### Exercise details
Which lines hold the word "this"? Copy each of them from the material.

Data records
★ ★ ★ ★
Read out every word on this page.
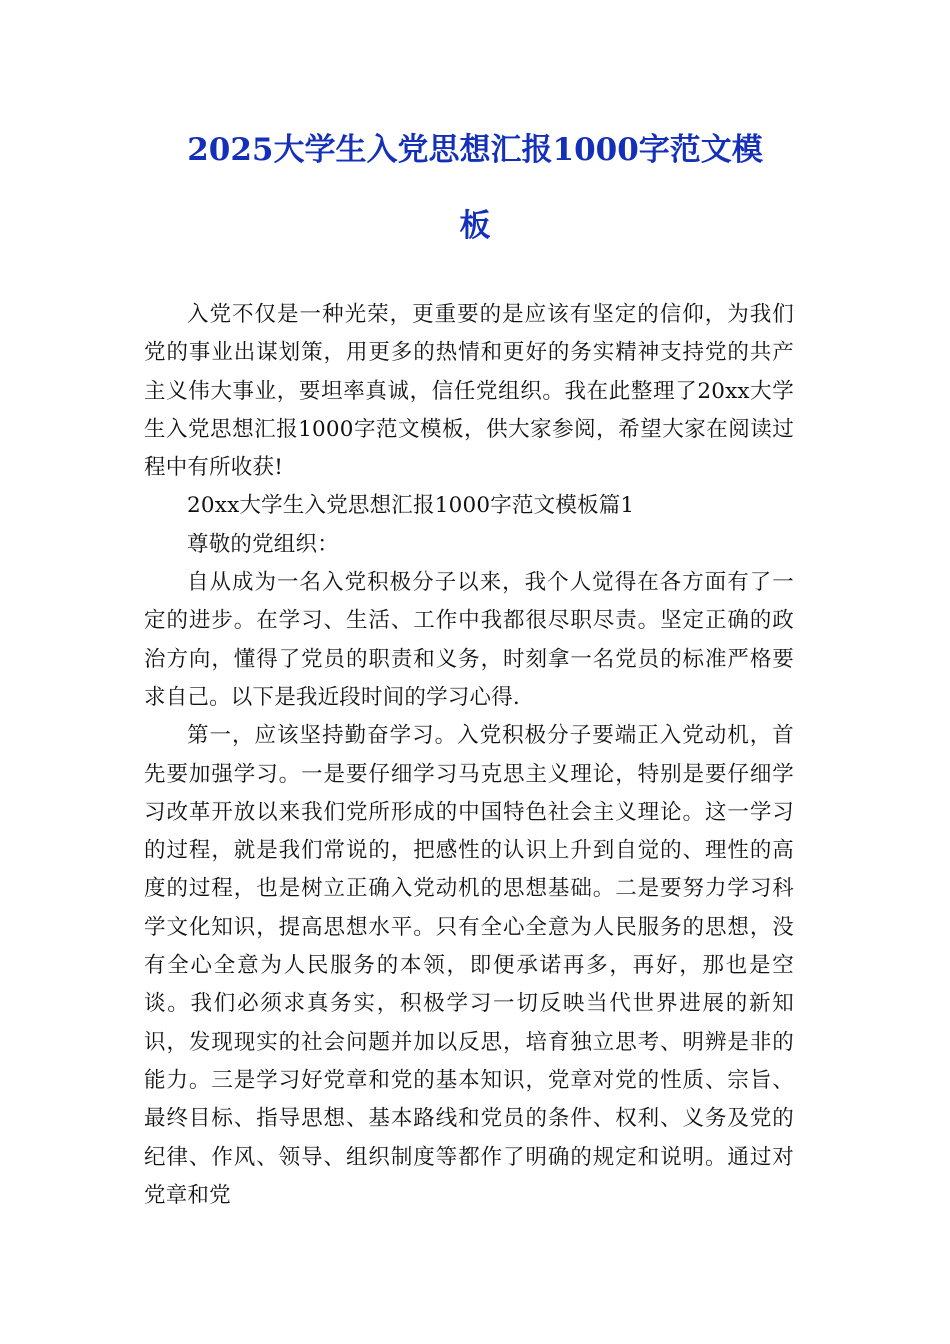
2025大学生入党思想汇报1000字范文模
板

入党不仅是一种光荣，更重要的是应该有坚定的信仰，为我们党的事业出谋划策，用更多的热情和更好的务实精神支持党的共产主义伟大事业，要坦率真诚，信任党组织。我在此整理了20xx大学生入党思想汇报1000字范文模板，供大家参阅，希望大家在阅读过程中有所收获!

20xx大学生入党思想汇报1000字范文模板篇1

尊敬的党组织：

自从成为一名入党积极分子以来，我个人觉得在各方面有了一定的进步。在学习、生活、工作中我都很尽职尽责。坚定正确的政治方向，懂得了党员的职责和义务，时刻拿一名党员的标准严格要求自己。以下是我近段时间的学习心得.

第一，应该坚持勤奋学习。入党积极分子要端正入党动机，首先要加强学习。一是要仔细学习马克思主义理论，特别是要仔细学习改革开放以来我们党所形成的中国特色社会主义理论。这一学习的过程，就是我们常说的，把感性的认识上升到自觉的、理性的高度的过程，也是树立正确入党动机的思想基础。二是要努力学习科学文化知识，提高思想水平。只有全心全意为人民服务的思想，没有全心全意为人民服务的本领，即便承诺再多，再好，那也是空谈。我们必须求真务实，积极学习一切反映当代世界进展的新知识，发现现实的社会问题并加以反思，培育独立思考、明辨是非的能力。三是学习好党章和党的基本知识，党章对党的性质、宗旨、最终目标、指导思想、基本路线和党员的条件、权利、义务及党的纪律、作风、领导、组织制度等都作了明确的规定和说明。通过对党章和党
★ ★ ★ ★
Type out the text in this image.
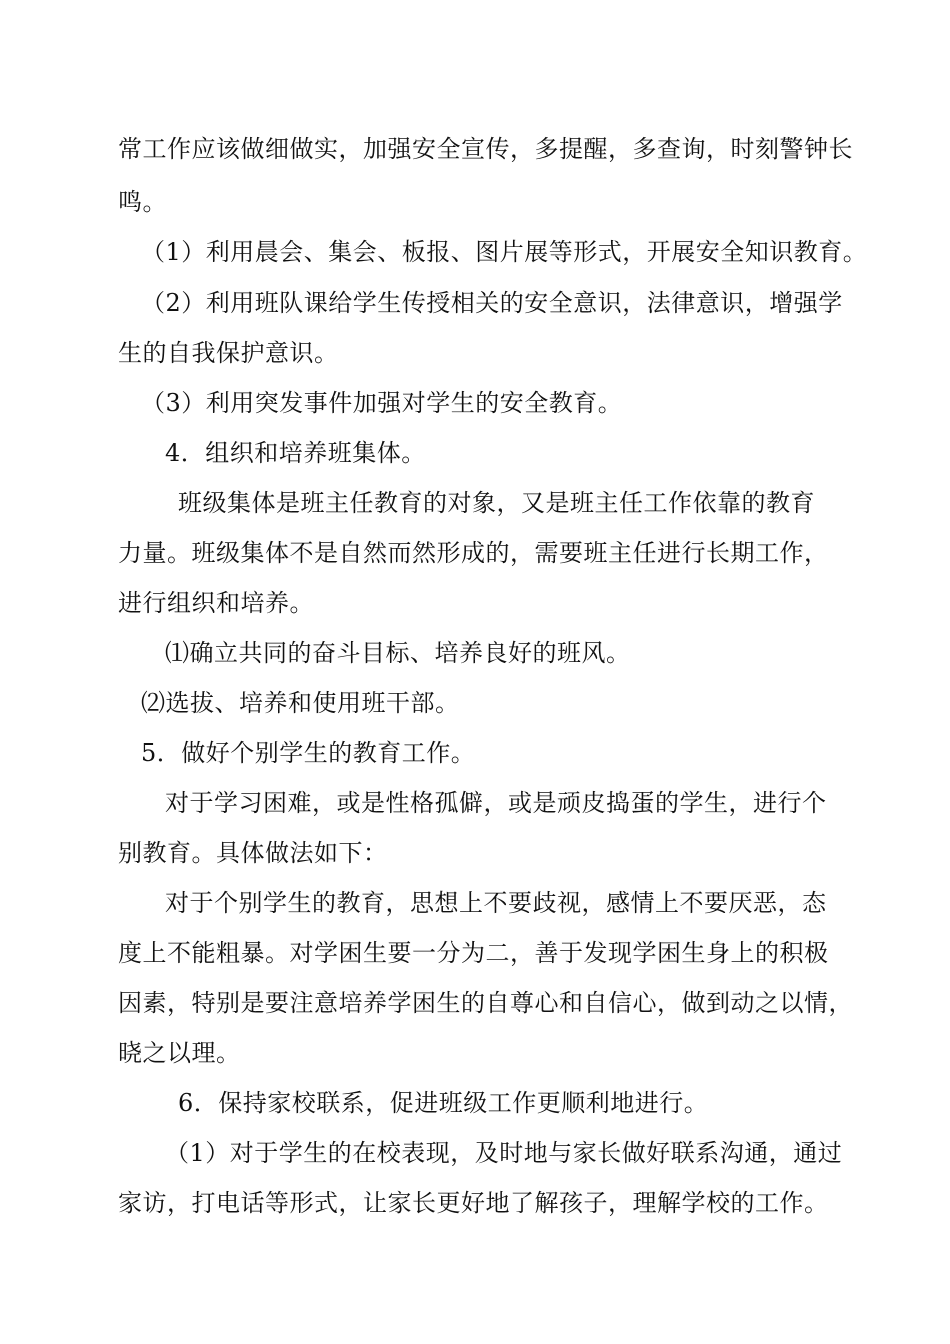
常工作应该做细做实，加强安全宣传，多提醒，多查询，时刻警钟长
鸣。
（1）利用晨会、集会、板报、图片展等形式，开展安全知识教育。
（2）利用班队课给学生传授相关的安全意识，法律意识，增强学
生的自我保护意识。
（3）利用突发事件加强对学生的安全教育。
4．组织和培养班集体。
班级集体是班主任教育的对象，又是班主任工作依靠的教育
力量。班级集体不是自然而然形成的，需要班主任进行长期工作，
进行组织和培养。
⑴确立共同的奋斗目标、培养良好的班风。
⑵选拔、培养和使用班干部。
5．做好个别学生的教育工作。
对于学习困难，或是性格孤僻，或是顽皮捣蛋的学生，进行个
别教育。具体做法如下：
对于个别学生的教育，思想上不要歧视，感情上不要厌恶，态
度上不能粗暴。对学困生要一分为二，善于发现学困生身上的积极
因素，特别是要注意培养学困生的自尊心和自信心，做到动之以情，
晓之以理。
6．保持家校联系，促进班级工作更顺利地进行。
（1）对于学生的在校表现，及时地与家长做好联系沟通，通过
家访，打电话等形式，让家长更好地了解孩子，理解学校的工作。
★ ★ ★ ★
### Result of the exercise
Read out every word on this page.
Type out the text in this image.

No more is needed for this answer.